• Exercise input:
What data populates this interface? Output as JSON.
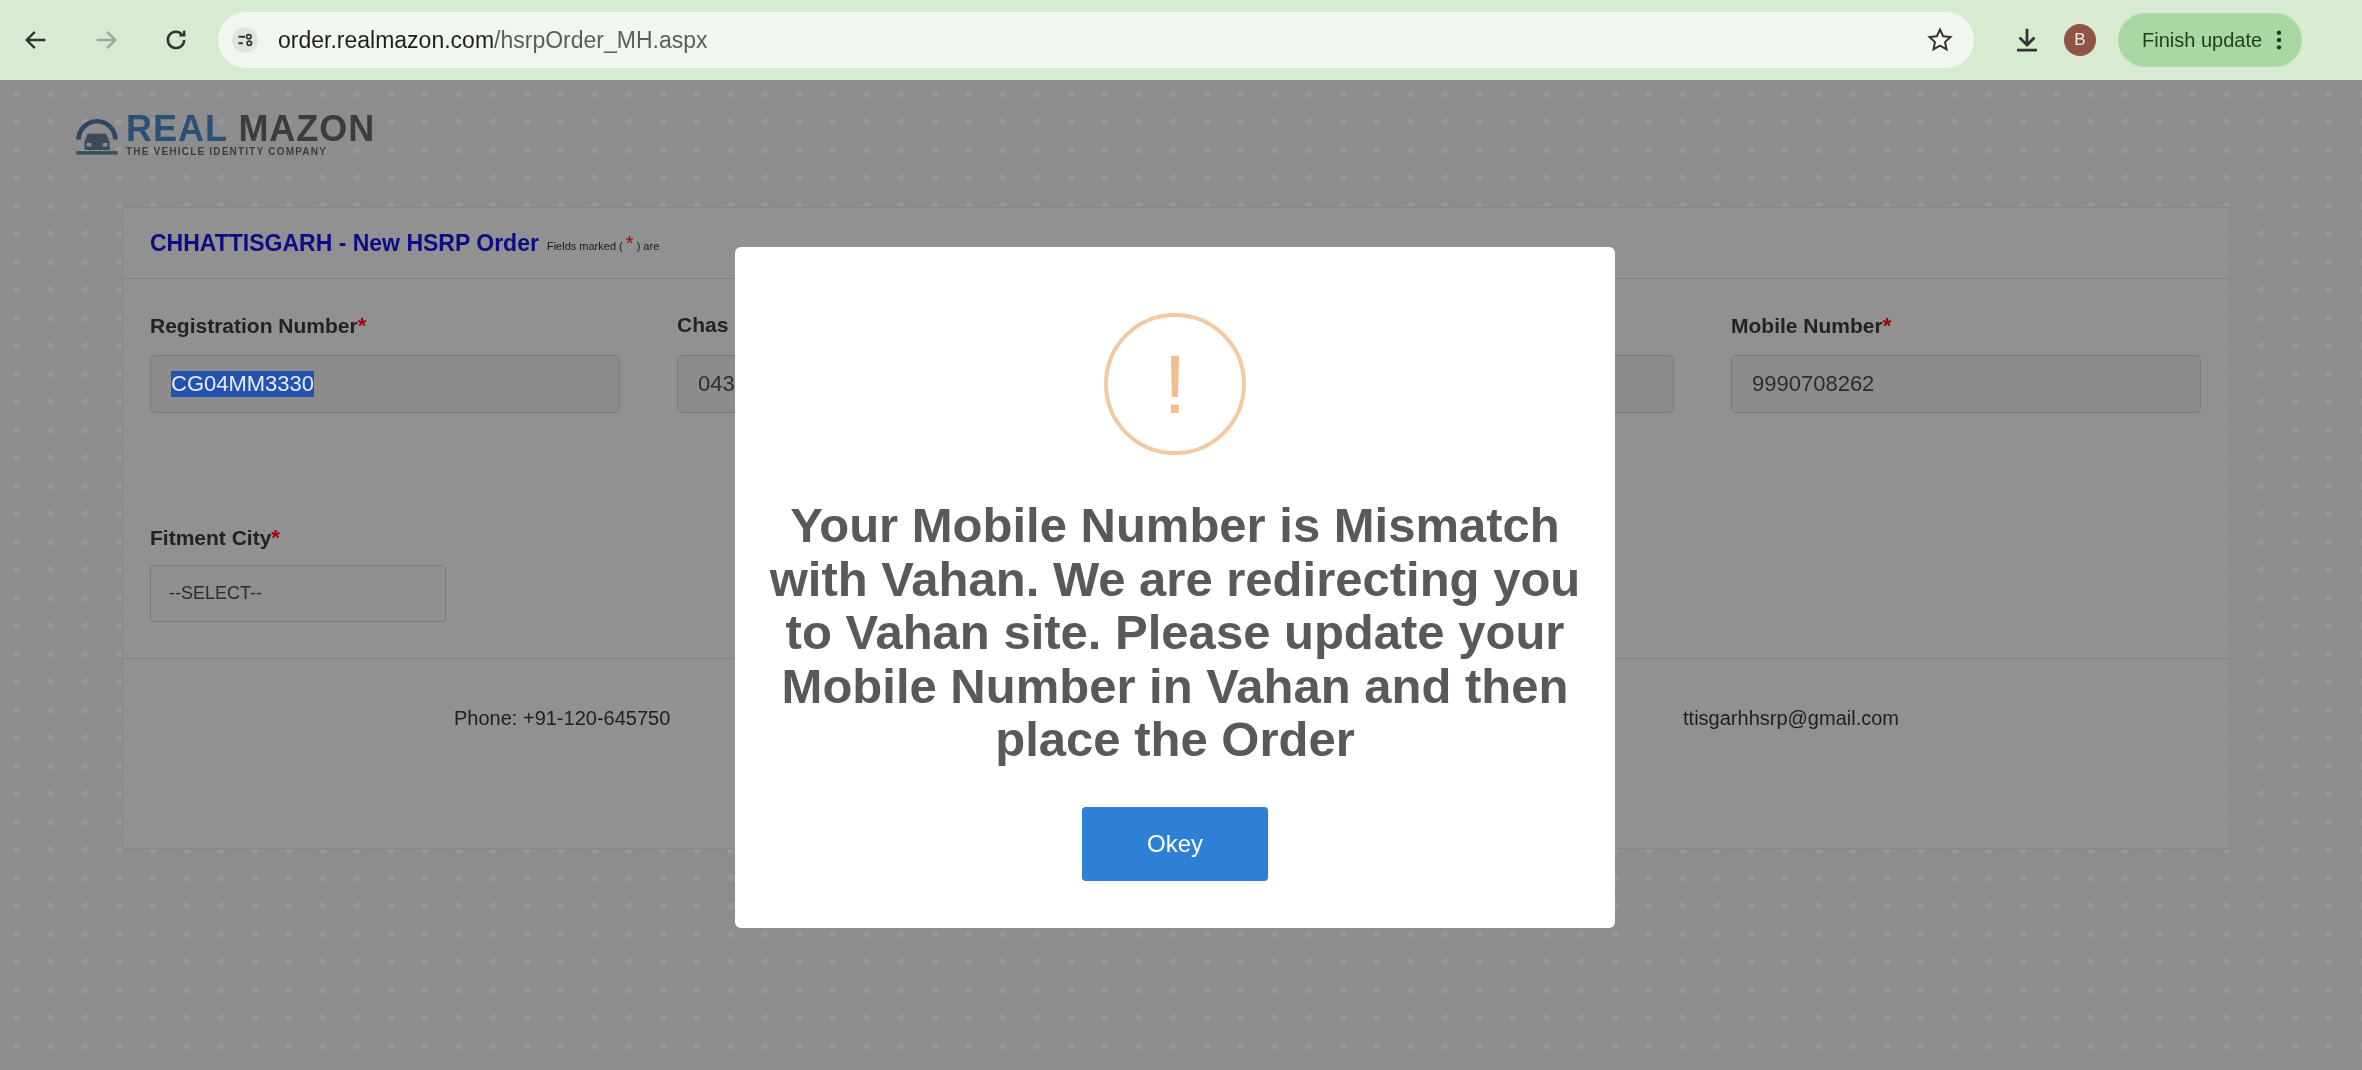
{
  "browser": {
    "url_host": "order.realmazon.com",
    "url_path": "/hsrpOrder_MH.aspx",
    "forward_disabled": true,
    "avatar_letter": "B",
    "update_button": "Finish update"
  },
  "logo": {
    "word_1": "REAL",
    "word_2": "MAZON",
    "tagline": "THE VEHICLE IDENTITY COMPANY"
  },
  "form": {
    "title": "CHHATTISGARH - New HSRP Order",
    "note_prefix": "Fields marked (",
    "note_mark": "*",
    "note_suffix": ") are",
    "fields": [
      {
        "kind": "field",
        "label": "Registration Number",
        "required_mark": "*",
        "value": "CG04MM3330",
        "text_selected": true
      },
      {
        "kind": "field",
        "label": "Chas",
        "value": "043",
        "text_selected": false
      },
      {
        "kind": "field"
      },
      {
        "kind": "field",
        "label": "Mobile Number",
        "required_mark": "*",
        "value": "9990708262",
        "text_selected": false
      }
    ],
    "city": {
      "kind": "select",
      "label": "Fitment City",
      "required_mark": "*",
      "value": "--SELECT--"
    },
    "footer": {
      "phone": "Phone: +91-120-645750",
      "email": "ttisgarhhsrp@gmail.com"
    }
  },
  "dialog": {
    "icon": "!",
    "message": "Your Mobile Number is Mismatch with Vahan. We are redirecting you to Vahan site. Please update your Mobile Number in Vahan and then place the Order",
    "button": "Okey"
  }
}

• Problem description:
Pictures are to be left out; repeat all the remaining data exactly.

• Response:
What data populates this interface? Output as JSON.
{
  "browser": {
    "url_host": "order.realmazon.com",
    "url_path": "/hsrpOrder_MH.aspx",
    "forward_disabled": true,
    "avatar_letter": "B",
    "update_button": "Finish update"
  },
  "logo": {
    "word_1": "REAL",
    "word_2": "MAZON",
    "tagline": "THE VEHICLE IDENTITY COMPANY"
  },
  "form": {
    "title": "CHHATTISGARH - New HSRP Order",
    "note_prefix": "Fields marked (",
    "note_mark": "*",
    "note_suffix": ") are",
    "fields": [
      {
        "kind": "field",
        "label": "Registration Number",
        "required_mark": "*",
        "value": "CG04MM3330",
        "text_selected": true
      },
      {
        "kind": "field",
        "label": "Chas",
        "value": "043",
        "text_selected": false
      },
      {
        "kind": "field"
      },
      {
        "kind": "field",
        "label": "Mobile Number",
        "required_mark": "*",
        "value": "9990708262",
        "text_selected": false
      }
    ],
    "city": {
      "kind": "select",
      "label": "Fitment City",
      "required_mark": "*",
      "value": "--SELECT--"
    },
    "footer": {
      "phone": "Phone: +91-120-645750",
      "email": "ttisgarhhsrp@gmail.com"
    }
  },
  "dialog": {
    "icon": "!",
    "message": "Your Mobile Number is Mismatch with Vahan. We are redirecting you to Vahan site. Please update your Mobile Number in Vahan and then place the Order",
    "button": "Okey"
  }
}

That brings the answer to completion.